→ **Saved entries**
──────
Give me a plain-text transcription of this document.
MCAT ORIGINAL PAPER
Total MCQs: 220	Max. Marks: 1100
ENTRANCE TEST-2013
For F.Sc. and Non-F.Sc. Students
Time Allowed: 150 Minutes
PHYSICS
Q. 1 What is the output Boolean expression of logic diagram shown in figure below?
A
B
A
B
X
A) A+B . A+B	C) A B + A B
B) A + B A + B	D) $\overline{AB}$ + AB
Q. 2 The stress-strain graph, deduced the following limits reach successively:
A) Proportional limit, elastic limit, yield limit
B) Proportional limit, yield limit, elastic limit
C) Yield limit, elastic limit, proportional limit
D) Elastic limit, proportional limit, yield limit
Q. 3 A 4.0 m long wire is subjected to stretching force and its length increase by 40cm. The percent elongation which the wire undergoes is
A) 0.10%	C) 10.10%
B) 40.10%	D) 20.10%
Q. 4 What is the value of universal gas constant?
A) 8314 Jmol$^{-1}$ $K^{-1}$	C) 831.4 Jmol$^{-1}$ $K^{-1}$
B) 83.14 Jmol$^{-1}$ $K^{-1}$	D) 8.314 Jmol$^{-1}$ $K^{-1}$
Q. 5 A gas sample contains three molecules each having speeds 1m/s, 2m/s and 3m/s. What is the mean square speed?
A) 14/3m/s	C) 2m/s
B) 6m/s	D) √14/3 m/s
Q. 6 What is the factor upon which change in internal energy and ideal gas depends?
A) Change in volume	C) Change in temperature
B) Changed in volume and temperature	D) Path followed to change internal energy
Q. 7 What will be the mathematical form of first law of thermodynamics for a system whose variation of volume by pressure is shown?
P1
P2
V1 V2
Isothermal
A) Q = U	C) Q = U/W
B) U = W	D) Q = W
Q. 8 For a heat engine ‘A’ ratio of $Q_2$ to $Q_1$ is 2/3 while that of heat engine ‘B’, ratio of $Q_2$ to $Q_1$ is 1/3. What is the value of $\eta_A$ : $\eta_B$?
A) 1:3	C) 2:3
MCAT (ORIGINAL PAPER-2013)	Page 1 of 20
──────
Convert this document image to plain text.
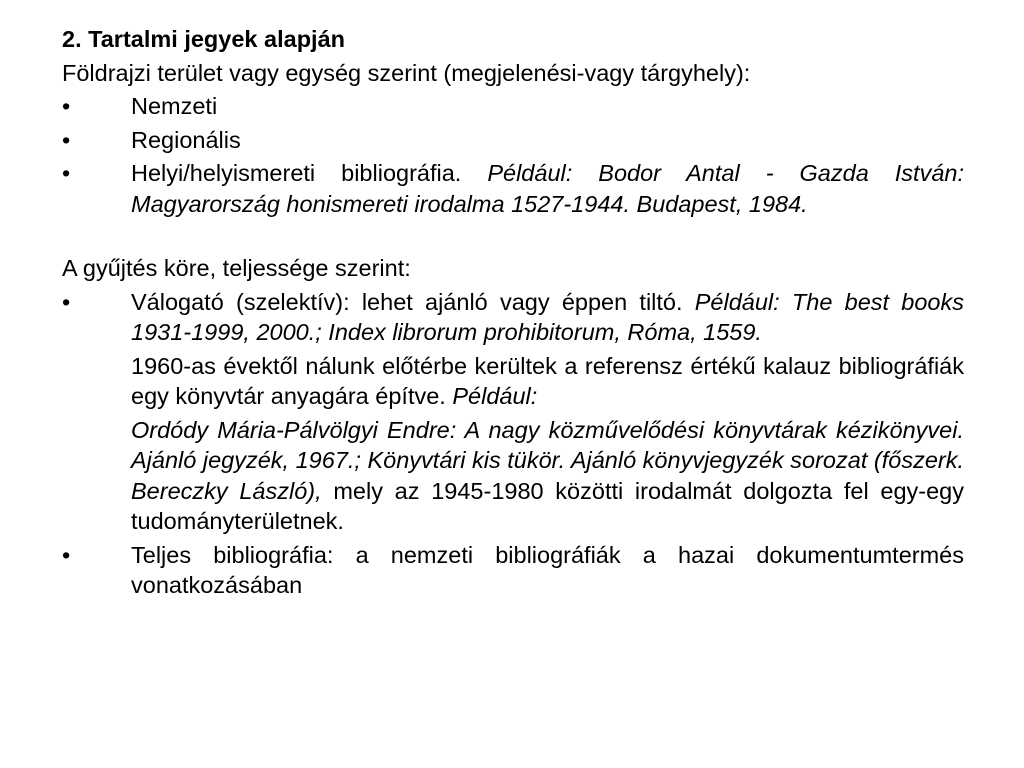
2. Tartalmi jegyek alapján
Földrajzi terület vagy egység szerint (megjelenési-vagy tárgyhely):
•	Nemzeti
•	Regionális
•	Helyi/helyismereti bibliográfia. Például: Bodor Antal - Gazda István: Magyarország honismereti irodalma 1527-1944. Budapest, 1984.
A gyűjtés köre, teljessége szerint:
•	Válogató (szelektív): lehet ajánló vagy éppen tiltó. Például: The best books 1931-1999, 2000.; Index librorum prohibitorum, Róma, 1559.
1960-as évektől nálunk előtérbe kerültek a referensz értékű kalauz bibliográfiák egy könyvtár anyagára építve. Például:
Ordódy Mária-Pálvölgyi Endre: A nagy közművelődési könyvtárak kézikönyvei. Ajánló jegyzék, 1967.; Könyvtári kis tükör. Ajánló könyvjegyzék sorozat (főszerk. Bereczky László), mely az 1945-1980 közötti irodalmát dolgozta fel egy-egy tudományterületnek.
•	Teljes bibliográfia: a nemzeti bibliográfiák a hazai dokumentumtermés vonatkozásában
──────
→ **AIM**
Look for "Például" and pull out every line that has it.

→ **WRITTEN ANSWER**
•	Helyi/helyismereti bibliográfia. Például: Bodor Antal - Gazda István: Magyarország honismereti irodalma 1527-1944. Budapest, 1984.
•	Válogató (szelektív): lehet ajánló vagy éppen tiltó. Például: The best books 1931-1999, 2000.; Index librorum prohibitorum, Róma, 1559.
1960-as évektől nálunk előtérbe kerültek a referensz értékű kalauz bibliográfiák egy könyvtár anyagára építve. Például:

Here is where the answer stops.